- [The problem]: Each entry below must be repeated exactly, with pictures left out.
═════ Records to process ═════
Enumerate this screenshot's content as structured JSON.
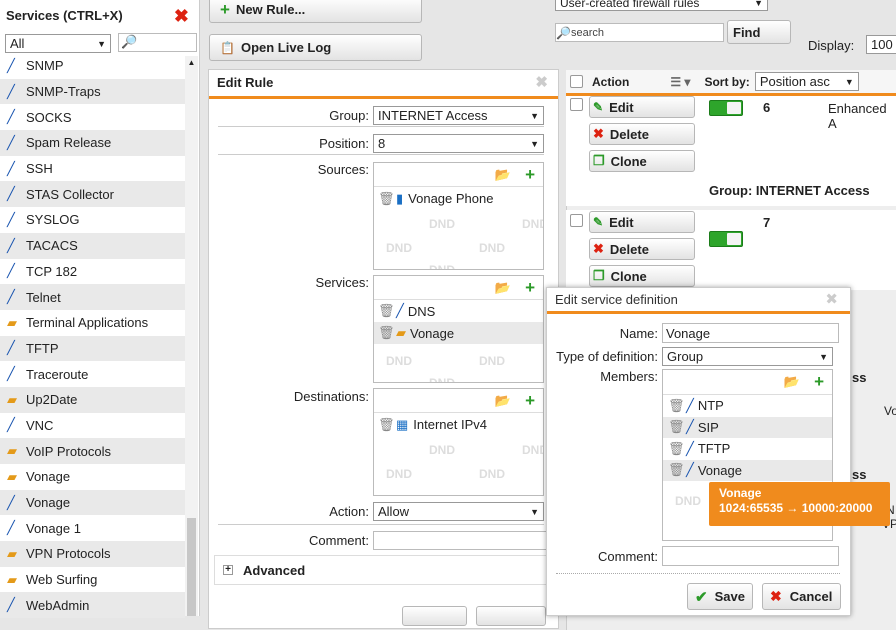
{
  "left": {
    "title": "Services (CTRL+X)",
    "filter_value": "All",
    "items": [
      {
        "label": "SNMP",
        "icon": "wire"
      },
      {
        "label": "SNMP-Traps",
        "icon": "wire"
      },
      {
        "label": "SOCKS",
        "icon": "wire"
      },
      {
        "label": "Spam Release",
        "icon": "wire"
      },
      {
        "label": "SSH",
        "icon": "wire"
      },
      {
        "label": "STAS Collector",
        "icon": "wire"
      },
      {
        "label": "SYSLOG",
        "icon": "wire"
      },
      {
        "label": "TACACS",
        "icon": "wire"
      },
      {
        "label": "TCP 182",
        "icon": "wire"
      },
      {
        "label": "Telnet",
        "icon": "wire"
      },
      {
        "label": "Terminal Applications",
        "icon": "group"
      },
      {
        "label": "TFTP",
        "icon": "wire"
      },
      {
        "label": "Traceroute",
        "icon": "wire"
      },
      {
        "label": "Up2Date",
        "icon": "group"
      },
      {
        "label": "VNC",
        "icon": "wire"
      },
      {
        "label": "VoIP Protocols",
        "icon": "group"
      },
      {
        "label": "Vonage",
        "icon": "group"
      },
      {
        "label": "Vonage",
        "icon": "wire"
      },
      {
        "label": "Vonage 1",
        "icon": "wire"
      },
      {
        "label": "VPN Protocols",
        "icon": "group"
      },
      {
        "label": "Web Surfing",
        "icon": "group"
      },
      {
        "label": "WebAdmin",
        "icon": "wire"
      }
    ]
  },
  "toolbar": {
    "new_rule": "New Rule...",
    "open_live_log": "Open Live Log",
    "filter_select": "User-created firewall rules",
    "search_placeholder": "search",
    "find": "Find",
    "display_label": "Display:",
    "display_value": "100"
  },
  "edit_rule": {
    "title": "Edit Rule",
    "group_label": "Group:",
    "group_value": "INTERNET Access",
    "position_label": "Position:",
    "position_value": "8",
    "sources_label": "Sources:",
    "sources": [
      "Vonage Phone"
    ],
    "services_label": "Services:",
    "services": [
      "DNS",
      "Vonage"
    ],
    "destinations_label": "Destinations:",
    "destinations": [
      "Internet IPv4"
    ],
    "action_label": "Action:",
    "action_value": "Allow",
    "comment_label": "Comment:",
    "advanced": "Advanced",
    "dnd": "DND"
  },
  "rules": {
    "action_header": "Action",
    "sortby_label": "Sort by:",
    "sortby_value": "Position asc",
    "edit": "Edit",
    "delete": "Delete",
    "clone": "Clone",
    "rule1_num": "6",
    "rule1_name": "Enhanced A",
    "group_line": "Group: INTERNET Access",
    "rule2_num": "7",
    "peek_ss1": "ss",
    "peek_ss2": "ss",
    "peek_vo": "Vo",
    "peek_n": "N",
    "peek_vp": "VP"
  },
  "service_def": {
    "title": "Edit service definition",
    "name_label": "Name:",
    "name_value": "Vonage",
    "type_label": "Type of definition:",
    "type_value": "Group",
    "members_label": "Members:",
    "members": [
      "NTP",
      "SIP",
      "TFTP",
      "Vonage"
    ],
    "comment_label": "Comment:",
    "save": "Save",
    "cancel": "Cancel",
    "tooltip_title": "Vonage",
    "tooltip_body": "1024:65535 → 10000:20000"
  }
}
═════
- [Completed task]:
Enumerate this screenshot's content as structured JSON.
{
  "left": {
    "title": "Services (CTRL+X)",
    "filter_value": "All",
    "items": [
      {
        "label": "SNMP",
        "icon": "wire"
      },
      {
        "label": "SNMP-Traps",
        "icon": "wire"
      },
      {
        "label": "SOCKS",
        "icon": "wire"
      },
      {
        "label": "Spam Release",
        "icon": "wire"
      },
      {
        "label": "SSH",
        "icon": "wire"
      },
      {
        "label": "STAS Collector",
        "icon": "wire"
      },
      {
        "label": "SYSLOG",
        "icon": "wire"
      },
      {
        "label": "TACACS",
        "icon": "wire"
      },
      {
        "label": "TCP 182",
        "icon": "wire"
      },
      {
        "label": "Telnet",
        "icon": "wire"
      },
      {
        "label": "Terminal Applications",
        "icon": "group"
      },
      {
        "label": "TFTP",
        "icon": "wire"
      },
      {
        "label": "Traceroute",
        "icon": "wire"
      },
      {
        "label": "Up2Date",
        "icon": "group"
      },
      {
        "label": "VNC",
        "icon": "wire"
      },
      {
        "label": "VoIP Protocols",
        "icon": "group"
      },
      {
        "label": "Vonage",
        "icon": "group"
      },
      {
        "label": "Vonage",
        "icon": "wire"
      },
      {
        "label": "Vonage 1",
        "icon": "wire"
      },
      {
        "label": "VPN Protocols",
        "icon": "group"
      },
      {
        "label": "Web Surfing",
        "icon": "group"
      },
      {
        "label": "WebAdmin",
        "icon": "wire"
      }
    ]
  },
  "toolbar": {
    "new_rule": "New Rule...",
    "open_live_log": "Open Live Log",
    "filter_select": "User-created firewall rules",
    "search_placeholder": "search",
    "find": "Find",
    "display_label": "Display:",
    "display_value": "100"
  },
  "edit_rule": {
    "title": "Edit Rule",
    "group_label": "Group:",
    "group_value": "INTERNET Access",
    "position_label": "Position:",
    "position_value": "8",
    "sources_label": "Sources:",
    "sources": [
      "Vonage Phone"
    ],
    "services_label": "Services:",
    "services": [
      "DNS",
      "Vonage"
    ],
    "destinations_label": "Destinations:",
    "destinations": [
      "Internet IPv4"
    ],
    "action_label": "Action:",
    "action_value": "Allow",
    "comment_label": "Comment:",
    "advanced": "Advanced",
    "dnd": "DND"
  },
  "rules": {
    "action_header": "Action",
    "sortby_label": "Sort by:",
    "sortby_value": "Position asc",
    "edit": "Edit",
    "delete": "Delete",
    "clone": "Clone",
    "rule1_num": "6",
    "rule1_name": "Enhanced A",
    "group_line": "Group: INTERNET Access",
    "rule2_num": "7",
    "peek_ss1": "ss",
    "peek_ss2": "ss",
    "peek_vo": "Vo",
    "peek_n": "N",
    "peek_vp": "VP"
  },
  "service_def": {
    "title": "Edit service definition",
    "name_label": "Name:",
    "name_value": "Vonage",
    "type_label": "Type of definition:",
    "type_value": "Group",
    "members_label": "Members:",
    "members": [
      "NTP",
      "SIP",
      "TFTP",
      "Vonage"
    ],
    "comment_label": "Comment:",
    "save": "Save",
    "cancel": "Cancel",
    "tooltip_title": "Vonage",
    "tooltip_body": "1024:65535 → 10000:20000"
  }
}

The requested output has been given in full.